EXERCISE TEXT
——————————

- Opening titles
- Directed by: Harry O'Donovan
- Produced by: Jimmy O'Dea
- Starring: Jimmy O'Dea Myrette Morven Julie Suedo
- Cinematography: L.S. Parker
- Edited by: Tilly Day
- Music by: John Reynders
- Production company: O'D Productions
- Release date: 1938;
- Running time: 69 minutes
- Country: United Kingdom
- Language: English

= Blarney (1938 film) =

1938 British film by Harry O'Donovan

Blarney (also known as Ireland's Border Line) is a 1938 British comedy film directed by Harry O'Donovan and starring Jimmy O'Dea, Myrette Morven and Julie Suedo. It was produced as a quota quickie.

==Plot==
Billy Brannigan, a travelling salesman for Magic Cough Mixture, meets Albert and Sadie Tyler, a pair of crooks, who have just robbed amansion of valuable jewels. Billy accidentally walks off with their bag containing the loot, instead of his own. When the crooks realise, they set out to recover the haul, while Billy, unaware of their identity or his own mistake, plots to catch the thieves himself to claim the reward. Meanwhile, Sergeant MacAleer of the Northern Irish Police and Sergeant Hogan of the Southern Irish force are fierce rivals for the hand of Maura, an innkeeper’s daughter. When Maura's father gives Billy a job at the inn, the two policemen also join the hunt for the thieves, hoping the arrest will secure them a promotion, and Maura's admiration. Billy falls for Annie, a barmaid. With her assistance, he tracks down the crooks and recovers his bag.It is decided to give the credit for the arrest to Sergeant MacAleer, Maura's preferred suitor, which happily strengthens the bond between North and South.

——————————

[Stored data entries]
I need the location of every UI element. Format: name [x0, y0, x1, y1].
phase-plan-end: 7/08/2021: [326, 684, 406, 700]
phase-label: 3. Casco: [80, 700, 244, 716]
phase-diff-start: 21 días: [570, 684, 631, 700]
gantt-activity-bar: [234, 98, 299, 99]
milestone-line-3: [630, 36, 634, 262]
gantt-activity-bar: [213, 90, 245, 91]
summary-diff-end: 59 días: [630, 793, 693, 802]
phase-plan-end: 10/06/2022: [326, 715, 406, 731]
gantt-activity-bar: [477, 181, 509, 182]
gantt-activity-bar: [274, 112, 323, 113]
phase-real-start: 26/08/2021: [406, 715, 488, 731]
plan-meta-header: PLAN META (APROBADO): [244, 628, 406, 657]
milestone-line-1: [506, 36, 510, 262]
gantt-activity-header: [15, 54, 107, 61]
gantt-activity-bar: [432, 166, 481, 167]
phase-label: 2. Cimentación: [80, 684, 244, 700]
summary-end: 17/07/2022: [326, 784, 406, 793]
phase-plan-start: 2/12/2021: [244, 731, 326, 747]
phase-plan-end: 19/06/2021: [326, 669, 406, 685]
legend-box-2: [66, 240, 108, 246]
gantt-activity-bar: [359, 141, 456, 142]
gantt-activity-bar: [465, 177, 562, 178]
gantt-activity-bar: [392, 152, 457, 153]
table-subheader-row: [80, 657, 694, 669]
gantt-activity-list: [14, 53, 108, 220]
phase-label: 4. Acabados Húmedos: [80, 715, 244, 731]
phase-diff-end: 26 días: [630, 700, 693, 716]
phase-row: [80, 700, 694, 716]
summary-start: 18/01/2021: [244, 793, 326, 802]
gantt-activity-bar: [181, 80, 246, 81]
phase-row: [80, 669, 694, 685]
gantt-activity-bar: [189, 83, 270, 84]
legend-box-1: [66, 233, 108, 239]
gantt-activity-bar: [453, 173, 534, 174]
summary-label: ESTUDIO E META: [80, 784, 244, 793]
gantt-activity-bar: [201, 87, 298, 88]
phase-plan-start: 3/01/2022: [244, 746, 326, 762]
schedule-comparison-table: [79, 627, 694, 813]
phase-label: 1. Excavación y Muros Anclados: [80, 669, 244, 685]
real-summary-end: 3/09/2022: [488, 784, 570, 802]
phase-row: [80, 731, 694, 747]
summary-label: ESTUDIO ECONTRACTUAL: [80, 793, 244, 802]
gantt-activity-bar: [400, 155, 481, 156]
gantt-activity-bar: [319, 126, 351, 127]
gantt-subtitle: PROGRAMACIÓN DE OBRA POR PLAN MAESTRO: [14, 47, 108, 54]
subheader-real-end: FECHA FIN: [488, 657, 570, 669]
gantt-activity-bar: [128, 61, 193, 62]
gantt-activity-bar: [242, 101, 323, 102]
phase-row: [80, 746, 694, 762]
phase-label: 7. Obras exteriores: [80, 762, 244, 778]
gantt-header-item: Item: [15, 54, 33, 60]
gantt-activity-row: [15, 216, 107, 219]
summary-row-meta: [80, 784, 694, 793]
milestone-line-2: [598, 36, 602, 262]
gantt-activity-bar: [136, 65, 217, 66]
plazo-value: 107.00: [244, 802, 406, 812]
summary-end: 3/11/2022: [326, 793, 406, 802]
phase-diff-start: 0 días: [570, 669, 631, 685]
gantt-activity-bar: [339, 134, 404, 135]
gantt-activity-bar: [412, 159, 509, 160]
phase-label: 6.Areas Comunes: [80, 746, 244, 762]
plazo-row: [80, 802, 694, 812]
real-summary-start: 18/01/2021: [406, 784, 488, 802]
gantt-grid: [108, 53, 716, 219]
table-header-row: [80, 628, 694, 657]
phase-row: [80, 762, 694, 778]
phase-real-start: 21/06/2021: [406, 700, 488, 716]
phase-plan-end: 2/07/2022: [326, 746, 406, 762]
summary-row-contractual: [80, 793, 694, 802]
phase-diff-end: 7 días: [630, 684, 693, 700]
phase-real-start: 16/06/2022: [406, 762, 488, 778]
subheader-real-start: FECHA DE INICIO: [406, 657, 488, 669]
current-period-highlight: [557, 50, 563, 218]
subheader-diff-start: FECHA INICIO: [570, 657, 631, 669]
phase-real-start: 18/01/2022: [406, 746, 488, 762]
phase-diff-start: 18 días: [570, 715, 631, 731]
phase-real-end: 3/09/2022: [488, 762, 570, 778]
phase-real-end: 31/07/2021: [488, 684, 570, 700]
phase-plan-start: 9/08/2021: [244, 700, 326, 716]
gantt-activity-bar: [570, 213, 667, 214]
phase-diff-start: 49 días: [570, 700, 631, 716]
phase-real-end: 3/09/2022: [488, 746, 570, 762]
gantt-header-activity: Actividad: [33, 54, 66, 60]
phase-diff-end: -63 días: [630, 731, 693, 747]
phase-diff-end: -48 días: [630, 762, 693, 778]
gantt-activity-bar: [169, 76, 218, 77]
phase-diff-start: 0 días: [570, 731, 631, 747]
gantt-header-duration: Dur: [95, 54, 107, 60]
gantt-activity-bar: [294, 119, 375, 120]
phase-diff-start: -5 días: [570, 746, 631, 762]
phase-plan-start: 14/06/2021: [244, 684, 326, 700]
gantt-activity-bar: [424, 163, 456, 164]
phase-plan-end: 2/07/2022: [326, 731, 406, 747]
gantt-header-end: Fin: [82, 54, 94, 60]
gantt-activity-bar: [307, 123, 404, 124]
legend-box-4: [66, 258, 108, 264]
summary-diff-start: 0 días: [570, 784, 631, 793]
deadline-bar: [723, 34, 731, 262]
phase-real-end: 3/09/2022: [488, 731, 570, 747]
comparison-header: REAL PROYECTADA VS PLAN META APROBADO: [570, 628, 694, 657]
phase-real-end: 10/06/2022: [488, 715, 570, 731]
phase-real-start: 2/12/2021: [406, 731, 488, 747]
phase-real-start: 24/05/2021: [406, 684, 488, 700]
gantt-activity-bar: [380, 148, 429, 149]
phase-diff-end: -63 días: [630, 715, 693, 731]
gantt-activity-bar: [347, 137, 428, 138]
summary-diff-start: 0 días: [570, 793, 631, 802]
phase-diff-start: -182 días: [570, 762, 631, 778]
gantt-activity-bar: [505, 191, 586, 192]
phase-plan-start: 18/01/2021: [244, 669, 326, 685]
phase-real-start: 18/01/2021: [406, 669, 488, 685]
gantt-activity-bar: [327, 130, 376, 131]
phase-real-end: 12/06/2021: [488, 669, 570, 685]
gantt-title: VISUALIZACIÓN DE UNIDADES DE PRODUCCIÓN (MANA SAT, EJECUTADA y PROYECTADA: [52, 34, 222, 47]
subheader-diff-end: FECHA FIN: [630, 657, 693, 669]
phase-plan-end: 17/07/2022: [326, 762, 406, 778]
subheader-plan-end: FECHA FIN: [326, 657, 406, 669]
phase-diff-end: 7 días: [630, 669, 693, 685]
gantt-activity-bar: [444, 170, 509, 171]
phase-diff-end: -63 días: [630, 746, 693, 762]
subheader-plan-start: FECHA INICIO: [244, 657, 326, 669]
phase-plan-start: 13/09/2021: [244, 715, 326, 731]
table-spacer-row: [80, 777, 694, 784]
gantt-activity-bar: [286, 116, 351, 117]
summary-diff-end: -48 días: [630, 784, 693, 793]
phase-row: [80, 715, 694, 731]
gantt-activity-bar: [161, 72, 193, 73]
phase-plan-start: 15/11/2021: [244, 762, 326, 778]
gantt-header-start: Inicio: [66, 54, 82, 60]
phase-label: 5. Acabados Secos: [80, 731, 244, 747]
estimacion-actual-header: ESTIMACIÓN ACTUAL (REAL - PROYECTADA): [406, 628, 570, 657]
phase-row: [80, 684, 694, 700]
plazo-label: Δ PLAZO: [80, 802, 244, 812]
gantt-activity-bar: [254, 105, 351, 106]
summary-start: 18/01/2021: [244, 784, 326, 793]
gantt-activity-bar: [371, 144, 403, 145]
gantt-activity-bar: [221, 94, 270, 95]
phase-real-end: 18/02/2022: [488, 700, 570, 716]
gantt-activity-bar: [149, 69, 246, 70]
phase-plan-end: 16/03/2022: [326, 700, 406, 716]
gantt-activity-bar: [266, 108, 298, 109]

——————————

TASK LIST
[A] According to the Blarney article, what product does Billy Brannigan sell as a travelling salesman?
[B] Write out the passage of the Blarney article starting at "Blarney (also known" and ending at "a quota quickie.".
[C] Does the Blarney article agree with each statement below? (i) The film runs 69 minutes. (ii) Sergeant Hogan serves with the Northern Irish Police. (iii) Tilly Day wrote the film's music.

TASK RESULTS
[A] Magic Cough Mixture.

[B]
Blarney (also known as Ireland's Border Line) is a 1938 British comedy film directed by Harry O'Donovan and starring Jimmy O'Dea, Myrette Morven and Julie Suedo. It was produced as a quota quickie.

[C]
(i) Yes: "Running time: 69 minutes"
(ii) No: "Sergeant MacAleer of the Northern Irish Police and Sergeant Hogan of the Southern Irish force"
(iii) No: "Edited by: Tilly Day" and "Music by: John Reynders"